[Begin EXERCISE MATERIALS]

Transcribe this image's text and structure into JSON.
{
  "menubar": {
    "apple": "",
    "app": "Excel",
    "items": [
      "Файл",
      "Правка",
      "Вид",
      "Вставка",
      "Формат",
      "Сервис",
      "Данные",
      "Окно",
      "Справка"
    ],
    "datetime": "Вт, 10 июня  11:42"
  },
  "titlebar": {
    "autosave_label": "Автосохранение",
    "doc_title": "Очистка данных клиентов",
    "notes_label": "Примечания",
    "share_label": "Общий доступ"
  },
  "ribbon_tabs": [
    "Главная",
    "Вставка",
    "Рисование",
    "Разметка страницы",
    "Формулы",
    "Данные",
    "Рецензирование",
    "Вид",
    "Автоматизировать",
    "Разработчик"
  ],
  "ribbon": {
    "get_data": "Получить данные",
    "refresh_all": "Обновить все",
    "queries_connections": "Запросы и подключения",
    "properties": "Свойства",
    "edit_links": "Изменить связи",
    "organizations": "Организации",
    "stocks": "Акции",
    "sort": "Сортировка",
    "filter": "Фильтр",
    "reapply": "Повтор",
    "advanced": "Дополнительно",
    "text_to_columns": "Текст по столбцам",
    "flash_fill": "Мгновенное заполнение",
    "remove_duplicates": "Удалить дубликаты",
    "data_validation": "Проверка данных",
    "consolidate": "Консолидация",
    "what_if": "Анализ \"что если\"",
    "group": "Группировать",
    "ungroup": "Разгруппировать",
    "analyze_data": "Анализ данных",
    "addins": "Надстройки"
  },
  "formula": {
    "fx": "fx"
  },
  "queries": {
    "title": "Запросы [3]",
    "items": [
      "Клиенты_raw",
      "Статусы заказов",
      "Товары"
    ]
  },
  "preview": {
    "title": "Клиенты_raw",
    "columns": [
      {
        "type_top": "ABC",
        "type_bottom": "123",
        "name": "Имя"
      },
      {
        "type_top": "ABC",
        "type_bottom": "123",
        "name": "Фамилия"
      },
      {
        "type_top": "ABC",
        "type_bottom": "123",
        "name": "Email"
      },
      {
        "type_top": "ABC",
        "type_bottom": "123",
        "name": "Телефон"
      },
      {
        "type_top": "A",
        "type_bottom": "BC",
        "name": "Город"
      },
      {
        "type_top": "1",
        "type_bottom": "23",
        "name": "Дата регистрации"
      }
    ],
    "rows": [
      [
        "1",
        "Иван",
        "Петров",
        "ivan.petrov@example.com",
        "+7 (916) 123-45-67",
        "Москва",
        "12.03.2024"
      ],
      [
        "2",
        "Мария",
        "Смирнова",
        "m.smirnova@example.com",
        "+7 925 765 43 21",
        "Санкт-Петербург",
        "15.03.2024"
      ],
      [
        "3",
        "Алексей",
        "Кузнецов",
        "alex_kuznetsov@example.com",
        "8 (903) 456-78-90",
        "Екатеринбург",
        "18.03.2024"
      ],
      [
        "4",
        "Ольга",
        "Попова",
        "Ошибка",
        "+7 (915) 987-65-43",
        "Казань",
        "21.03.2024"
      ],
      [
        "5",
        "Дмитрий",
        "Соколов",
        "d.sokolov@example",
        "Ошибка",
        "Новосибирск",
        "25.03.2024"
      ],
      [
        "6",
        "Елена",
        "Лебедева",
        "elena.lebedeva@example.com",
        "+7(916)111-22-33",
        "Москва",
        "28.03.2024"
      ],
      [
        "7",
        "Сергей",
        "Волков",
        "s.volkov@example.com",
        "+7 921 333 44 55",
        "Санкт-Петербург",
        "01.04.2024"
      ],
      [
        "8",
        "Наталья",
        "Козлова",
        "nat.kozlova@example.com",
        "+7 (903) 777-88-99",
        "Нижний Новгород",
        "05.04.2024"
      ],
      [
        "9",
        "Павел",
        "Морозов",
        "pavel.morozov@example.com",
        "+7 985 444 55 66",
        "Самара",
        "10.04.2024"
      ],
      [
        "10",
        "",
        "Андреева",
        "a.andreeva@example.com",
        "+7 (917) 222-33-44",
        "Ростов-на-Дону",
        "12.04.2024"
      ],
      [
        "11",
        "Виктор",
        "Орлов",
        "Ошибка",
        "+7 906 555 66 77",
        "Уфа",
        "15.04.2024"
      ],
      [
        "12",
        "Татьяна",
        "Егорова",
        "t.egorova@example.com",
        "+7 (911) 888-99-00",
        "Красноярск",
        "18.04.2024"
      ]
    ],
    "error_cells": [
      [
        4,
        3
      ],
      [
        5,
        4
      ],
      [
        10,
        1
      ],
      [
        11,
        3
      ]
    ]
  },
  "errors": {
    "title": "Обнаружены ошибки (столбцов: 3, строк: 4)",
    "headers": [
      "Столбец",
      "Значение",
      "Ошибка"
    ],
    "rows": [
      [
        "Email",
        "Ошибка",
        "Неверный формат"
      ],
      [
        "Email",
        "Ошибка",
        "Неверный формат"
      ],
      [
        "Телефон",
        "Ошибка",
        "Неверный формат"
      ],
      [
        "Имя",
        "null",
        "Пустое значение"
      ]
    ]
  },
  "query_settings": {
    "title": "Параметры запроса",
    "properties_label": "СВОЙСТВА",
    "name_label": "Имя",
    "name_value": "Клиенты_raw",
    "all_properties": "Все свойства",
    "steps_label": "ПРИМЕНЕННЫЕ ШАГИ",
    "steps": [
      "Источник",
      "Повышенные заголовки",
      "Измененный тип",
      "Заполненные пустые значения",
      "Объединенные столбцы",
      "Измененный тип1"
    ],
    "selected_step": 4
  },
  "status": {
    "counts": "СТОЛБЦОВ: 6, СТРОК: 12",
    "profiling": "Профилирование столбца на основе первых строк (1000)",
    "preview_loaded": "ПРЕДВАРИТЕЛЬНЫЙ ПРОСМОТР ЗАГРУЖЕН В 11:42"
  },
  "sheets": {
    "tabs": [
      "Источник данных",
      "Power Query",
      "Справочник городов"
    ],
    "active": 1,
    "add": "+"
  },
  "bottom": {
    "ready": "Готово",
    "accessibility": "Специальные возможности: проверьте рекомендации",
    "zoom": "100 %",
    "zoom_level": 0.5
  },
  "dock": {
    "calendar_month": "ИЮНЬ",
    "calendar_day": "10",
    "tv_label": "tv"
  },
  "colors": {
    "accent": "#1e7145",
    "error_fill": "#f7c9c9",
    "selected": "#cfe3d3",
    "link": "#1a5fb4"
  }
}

[End EXERCISE MATERIALS]

Restate the whole listing exactly, leaving out nothing.

* _SOLUTION_:
Transcribe this image's text and structure into JSON.
{
  "menubar": {
    "apple": "",
    "app": "Excel",
    "items": [
      "Файл",
      "Правка",
      "Вид",
      "Вставка",
      "Формат",
      "Сервис",
      "Данные",
      "Окно",
      "Справка"
    ],
    "datetime": "Вт, 10 июня  11:42"
  },
  "titlebar": {
    "autosave_label": "Автосохранение",
    "doc_title": "Очистка данных клиентов",
    "notes_label": "Примечания",
    "share_label": "Общий доступ"
  },
  "ribbon_tabs": [
    "Главная",
    "Вставка",
    "Рисование",
    "Разметка страницы",
    "Формулы",
    "Данные",
    "Рецензирование",
    "Вид",
    "Автоматизировать",
    "Разработчик"
  ],
  "ribbon": {
    "get_data": "Получить данные",
    "refresh_all": "Обновить все",
    "queries_connections": "Запросы и подключения",
    "properties": "Свойства",
    "edit_links": "Изменить связи",
    "organizations": "Организации",
    "stocks": "Акции",
    "sort": "Сортировка",
    "filter": "Фильтр",
    "reapply": "Повтор",
    "advanced": "Дополнительно",
    "text_to_columns": "Текст по столбцам",
    "flash_fill": "Мгновенное заполнение",
    "remove_duplicates": "Удалить дубликаты",
    "data_validation": "Проверка данных",
    "consolidate": "Консолидация",
    "what_if": "Анализ \"что если\"",
    "group": "Группировать",
    "ungroup": "Разгруппировать",
    "analyze_data": "Анализ данных",
    "addins": "Надстройки"
  },
  "formula": {
    "fx": "fx"
  },
  "queries": {
    "title": "Запросы [3]",
    "items": [
      "Клиенты_raw",
      "Статусы заказов",
      "Товары"
    ]
  },
  "preview": {
    "title": "Клиенты_raw",
    "columns": [
      {
        "type_top": "ABC",
        "type_bottom": "123",
        "name": "Имя"
      },
      {
        "type_top": "ABC",
        "type_bottom": "123",
        "name": "Фамилия"
      },
      {
        "type_top": "ABC",
        "type_bottom": "123",
        "name": "Email"
      },
      {
        "type_top": "ABC",
        "type_bottom": "123",
        "name": "Телефон"
      },
      {
        "type_top": "A",
        "type_bottom": "BC",
        "name": "Город"
      },
      {
        "type_top": "1",
        "type_bottom": "23",
        "name": "Дата регистрации"
      }
    ],
    "rows": [
      [
        "1",
        "Иван",
        "Петров",
        "ivan.petrov@example.com",
        "+7 (916) 123-45-67",
        "Москва",
        "12.03.2024"
      ],
      [
        "2",
        "Мария",
        "Смирнова",
        "m.smirnova@example.com",
        "+7 925 765 43 21",
        "Санкт-Петербург",
        "15.03.2024"
      ],
      [
        "3",
        "Алексей",
        "Кузнецов",
        "alex_kuznetsov@example.com",
        "8 (903) 456-78-90",
        "Екатеринбург",
        "18.03.2024"
      ],
      [
        "4",
        "Ольга",
        "Попова",
        "Ошибка",
        "+7 (915) 987-65-43",
        "Казань",
        "21.03.2024"
      ],
      [
        "5",
        "Дмитрий",
        "Соколов",
        "d.sokolov@example",
        "Ошибка",
        "Новосибирск",
        "25.03.2024"
      ],
      [
        "6",
        "Елена",
        "Лебедева",
        "elena.lebedeva@example.com",
        "+7(916)111-22-33",
        "Москва",
        "28.03.2024"
      ],
      [
        "7",
        "Сергей",
        "Волков",
        "s.volkov@example.com",
        "+7 921 333 44 55",
        "Санкт-Петербург",
        "01.04.2024"
      ],
      [
        "8",
        "Наталья",
        "Козлова",
        "nat.kozlova@example.com",
        "+7 (903) 777-88-99",
        "Нижний Новгород",
        "05.04.2024"
      ],
      [
        "9",
        "Павел",
        "Морозов",
        "pavel.morozov@example.com",
        "+7 985 444 55 66",
        "Самара",
        "10.04.2024"
      ],
      [
        "10",
        "",
        "Андреева",
        "a.andreeva@example.com",
        "+7 (917) 222-33-44",
        "Ростов-на-Дону",
        "12.04.2024"
      ],
      [
        "11",
        "Виктор",
        "Орлов",
        "Ошибка",
        "+7 906 555 66 77",
        "Уфа",
        "15.04.2024"
      ],
      [
        "12",
        "Татьяна",
        "Егорова",
        "t.egorova@example.com",
        "+7 (911) 888-99-00",
        "Красноярск",
        "18.04.2024"
      ]
    ],
    "error_cells": [
      [
        4,
        3
      ],
      [
        5,
        4
      ],
      [
        10,
        1
      ],
      [
        11,
        3
      ]
    ]
  },
  "errors": {
    "title": "Обнаружены ошибки (столбцов: 3, строк: 4)",
    "headers": [
      "Столбец",
      "Значение",
      "Ошибка"
    ],
    "rows": [
      [
        "Email",
        "Ошибка",
        "Неверный формат"
      ],
      [
        "Email",
        "Ошибка",
        "Неверный формат"
      ],
      [
        "Телефон",
        "Ошибка",
        "Неверный формат"
      ],
      [
        "Имя",
        "null",
        "Пустое значение"
      ]
    ]
  },
  "query_settings": {
    "title": "Параметры запроса",
    "properties_label": "СВОЙСТВА",
    "name_label": "Имя",
    "name_value": "Клиенты_raw",
    "all_properties": "Все свойства",
    "steps_label": "ПРИМЕНЕННЫЕ ШАГИ",
    "steps": [
      "Источник",
      "Повышенные заголовки",
      "Измененный тип",
      "Заполненные пустые значения",
      "Объединенные столбцы",
      "Измененный тип1"
    ],
    "selected_step": 4
  },
  "status": {
    "counts": "СТОЛБЦОВ: 6, СТРОК: 12",
    "profiling": "Профилирование столбца на основе первых строк (1000)",
    "preview_loaded": "ПРЕДВАРИТЕЛЬНЫЙ ПРОСМОТР ЗАГРУЖЕН В 11:42"
  },
  "sheets": {
    "tabs": [
      "Источник данных",
      "Power Query",
      "Справочник городов"
    ],
    "active": 1,
    "add": "+"
  },
  "bottom": {
    "ready": "Готово",
    "accessibility": "Специальные возможности: проверьте рекомендации",
    "zoom": "100 %",
    "zoom_level": 0.5
  },
  "dock": {
    "calendar_month": "ИЮНЬ",
    "calendar_day": "10",
    "tv_label": "tv"
  },
  "colors": {
    "accent": "#1e7145",
    "error_fill": "#f7c9c9",
    "selected": "#cfe3d3",
    "link": "#1a5fb4"
  }
}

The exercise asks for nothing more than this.